- СОХРАНЁННЫЕ ЗАПИСИ -
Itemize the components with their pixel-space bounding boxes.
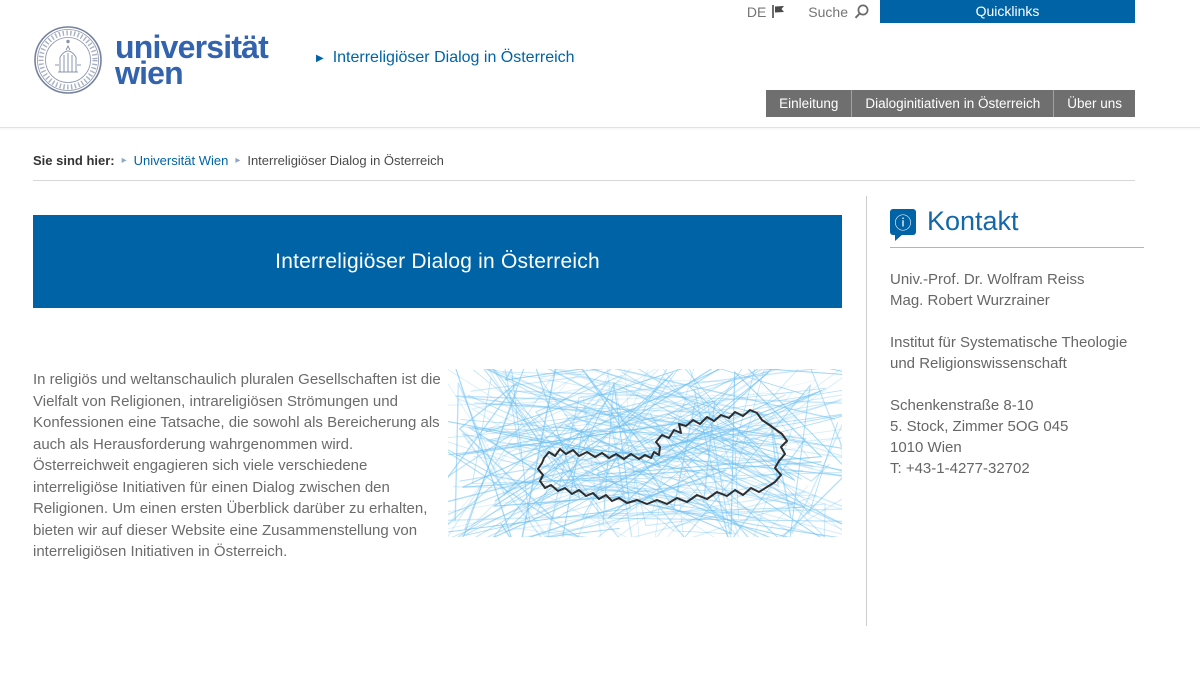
main-content: Interreligiöser Dialog in Österreich In …: [33, 196, 1144, 626]
breadcrumb-label: Sie sind hier:: [33, 153, 115, 168]
institute-line: und Religionswissenschaft: [890, 355, 1067, 372]
language-switcher[interactable]: DE: [747, 4, 786, 20]
contact-heading-text: Kontakt: [927, 206, 1019, 236]
contact-persons: Univ.-Prof. Dr. Wolfram Reiss Mag. Rober…: [890, 269, 1144, 311]
breadcrumb-link-universitaet-wien[interactable]: Universität Wien: [134, 153, 229, 168]
contact-sidebar: ⓘ Kontakt Univ.-Prof. Dr. Wolfram Reiss …: [890, 206, 1144, 563]
contact-heading: ⓘ Kontakt: [890, 206, 1144, 241]
search-label: Suche: [808, 3, 848, 20]
language-label: DE: [746, 3, 767, 20]
search-link[interactable]: Suche: [808, 3, 870, 20]
university-seal-icon: [34, 26, 102, 94]
wordmark-line2: wien: [115, 55, 184, 91]
chevron-right-icon: ▸: [121, 155, 127, 166]
university-logo[interactable]: universität wien: [33, 25, 269, 95]
nav-item-einleitung[interactable]: Einleitung: [766, 90, 852, 117]
site-title-link[interactable]: ▶ Interreligiöser Dialog in Österreich: [316, 49, 575, 67]
address-line: 5. Stock, Zimmer 5OG 045: [890, 418, 1069, 435]
chevron-right-icon: ▸: [235, 155, 241, 166]
breadcrumb-current-page: Interreligiöser Dialog in Österreich: [247, 153, 444, 168]
breadcrumb: Sie sind hier: ▸ Universität Wien ▸ Inte…: [33, 153, 1135, 168]
page-title-banner: Interreligiöser Dialog in Österreich: [33, 215, 842, 308]
site-title-text: Interreligiöser Dialog in Österreich: [332, 49, 575, 66]
breadcrumb-divider: [33, 180, 1135, 181]
main-nav: Einleitung Dialoginitiativen in Österrei…: [766, 90, 1135, 117]
university-wordmark: universität wien: [115, 31, 269, 91]
search-icon: [854, 4, 869, 19]
main-column: Interreligiöser Dialog in Österreich In …: [33, 215, 842, 563]
info-icon: ⓘ: [890, 208, 916, 241]
address-line: Schenkenstraße 8-10: [890, 397, 1034, 414]
contact-institute: Institut für Systematische Theologie und…: [890, 332, 1144, 374]
page-title: Interreligiöser Dialog in Österreich: [275, 249, 600, 273]
contact-person: Mag. Robert Wurzrainer: [890, 292, 1050, 309]
address-line: 1010 Wien: [890, 439, 962, 456]
top-meta-bar: DE Suche: [747, 0, 870, 23]
content-row: In religiös und weltanschaulich pluralen…: [33, 369, 842, 563]
address-line: T: +43-1-4277-32702: [890, 460, 1030, 477]
page: Quicklinks DE Suche universität wien ▶ I…: [0, 0, 1200, 681]
nav-item-dialoginitiativen[interactable]: Dialoginitiativen in Österreich: [851, 90, 1054, 117]
sidebar-divider: [890, 247, 1144, 248]
institute-line: Institut für Systematische Theologie: [890, 334, 1128, 351]
arrow-right-icon: ▶: [316, 52, 324, 64]
breadcrumb-area: Sie sind hier: ▸ Universität Wien ▸ Inte…: [0, 128, 1200, 181]
intro-paragraph: In religiös und weltanschaulich pluralen…: [33, 371, 441, 560]
nav-item-ueber-uns[interactable]: Über uns: [1053, 90, 1135, 117]
austria-map-image: [448, 369, 842, 537]
quicklinks-button[interactable]: Quicklinks: [880, 0, 1135, 23]
vertical-divider: [866, 196, 867, 626]
flag-icon: [772, 5, 785, 18]
contact-person: Univ.-Prof. Dr. Wolfram Reiss: [890, 271, 1085, 288]
contact-address: Schenkenstraße 8-10 5. Stock, Zimmer 5OG…: [890, 395, 1144, 479]
header: Quicklinks DE Suche universität wien ▶ I…: [0, 0, 1200, 128]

- ЧТО СДЕЛАТЬ -
Продублируйте все записи выше без единого изменения. Изображения в ответ не переносите.

- РЕЗУЛЬТАТ УПРАЖНЕНИЯ -
Itemize the components with their pixel-space bounding boxes.
main-content: Interreligiöser Dialog in Österreich In …: [33, 196, 1144, 626]
breadcrumb-label: Sie sind hier:: [33, 153, 115, 168]
institute-line: und Religionswissenschaft: [890, 355, 1067, 372]
language-switcher[interactable]: DE: [747, 4, 786, 20]
contact-heading-text: Kontakt: [927, 206, 1019, 236]
contact-persons: Univ.-Prof. Dr. Wolfram Reiss Mag. Rober…: [890, 269, 1144, 311]
breadcrumb-link-universitaet-wien[interactable]: Universität Wien: [134, 153, 229, 168]
contact-sidebar: ⓘ Kontakt Univ.-Prof. Dr. Wolfram Reiss …: [890, 206, 1144, 563]
contact-heading: ⓘ Kontakt: [890, 206, 1144, 241]
search-label: Suche: [808, 3, 848, 20]
language-label: DE: [746, 3, 767, 20]
search-link[interactable]: Suche: [808, 3, 870, 20]
university-seal-icon: [34, 26, 102, 94]
wordmark-line2: wien: [115, 55, 184, 91]
chevron-right-icon: ▸: [121, 155, 127, 166]
university-logo[interactable]: universität wien: [33, 25, 269, 95]
nav-item-einleitung[interactable]: Einleitung: [766, 90, 852, 117]
site-title-link[interactable]: ▶ Interreligiöser Dialog in Österreich: [316, 49, 575, 67]
address-line: 5. Stock, Zimmer 5OG 045: [890, 418, 1069, 435]
chevron-right-icon: ▸: [235, 155, 241, 166]
breadcrumb-current-page: Interreligiöser Dialog in Österreich: [247, 153, 444, 168]
breadcrumb: Sie sind hier: ▸ Universität Wien ▸ Inte…: [33, 153, 1135, 168]
page-title-banner: Interreligiöser Dialog in Österreich: [33, 215, 842, 308]
site-title-text: Interreligiöser Dialog in Österreich: [332, 49, 575, 66]
breadcrumb-divider: [33, 180, 1135, 181]
main-nav: Einleitung Dialoginitiativen in Österrei…: [766, 90, 1135, 117]
university-wordmark: universität wien: [115, 31, 269, 91]
search-icon: [854, 4, 869, 19]
main-column: Interreligiöser Dialog in Österreich In …: [33, 215, 842, 563]
info-icon: ⓘ: [890, 208, 916, 241]
address-line: Schenkenstraße 8-10: [890, 397, 1034, 414]
contact-institute: Institut für Systematische Theologie und…: [890, 332, 1144, 374]
page-title: Interreligiöser Dialog in Österreich: [275, 249, 600, 273]
contact-person: Mag. Robert Wurzrainer: [890, 292, 1050, 309]
address-line: 1010 Wien: [890, 439, 962, 456]
top-meta-bar: DE Suche: [747, 0, 870, 23]
content-row: In religiös und weltanschaulich pluralen…: [33, 369, 842, 563]
address-line: T: +43-1-4277-32702: [890, 460, 1030, 477]
page: Quicklinks DE Suche universität wien ▶ I…: [0, 0, 1200, 681]
nav-item-dialoginitiativen[interactable]: Dialoginitiativen in Österreich: [851, 90, 1054, 117]
sidebar-divider: [890, 247, 1144, 248]
institute-line: Institut für Systematische Theologie: [890, 334, 1128, 351]
arrow-right-icon: ▶: [316, 52, 324, 64]
breadcrumb-area: Sie sind hier: ▸ Universität Wien ▸ Inte…: [0, 128, 1200, 181]
intro-paragraph: In religiös und weltanschaulich pluralen…: [33, 371, 441, 560]
nav-item-ueber-uns[interactable]: Über uns: [1053, 90, 1135, 117]
austria-map-image: [448, 369, 842, 537]
quicklinks-button[interactable]: Quicklinks: [880, 0, 1135, 23]
vertical-divider: [866, 196, 867, 626]
flag-icon: [772, 5, 785, 18]
contact-person: Univ.-Prof. Dr. Wolfram Reiss: [890, 271, 1085, 288]
contact-address: Schenkenstraße 8-10 5. Stock, Zimmer 5OG…: [890, 395, 1144, 479]
header: Quicklinks DE Suche universität wien ▶ I…: [0, 0, 1200, 128]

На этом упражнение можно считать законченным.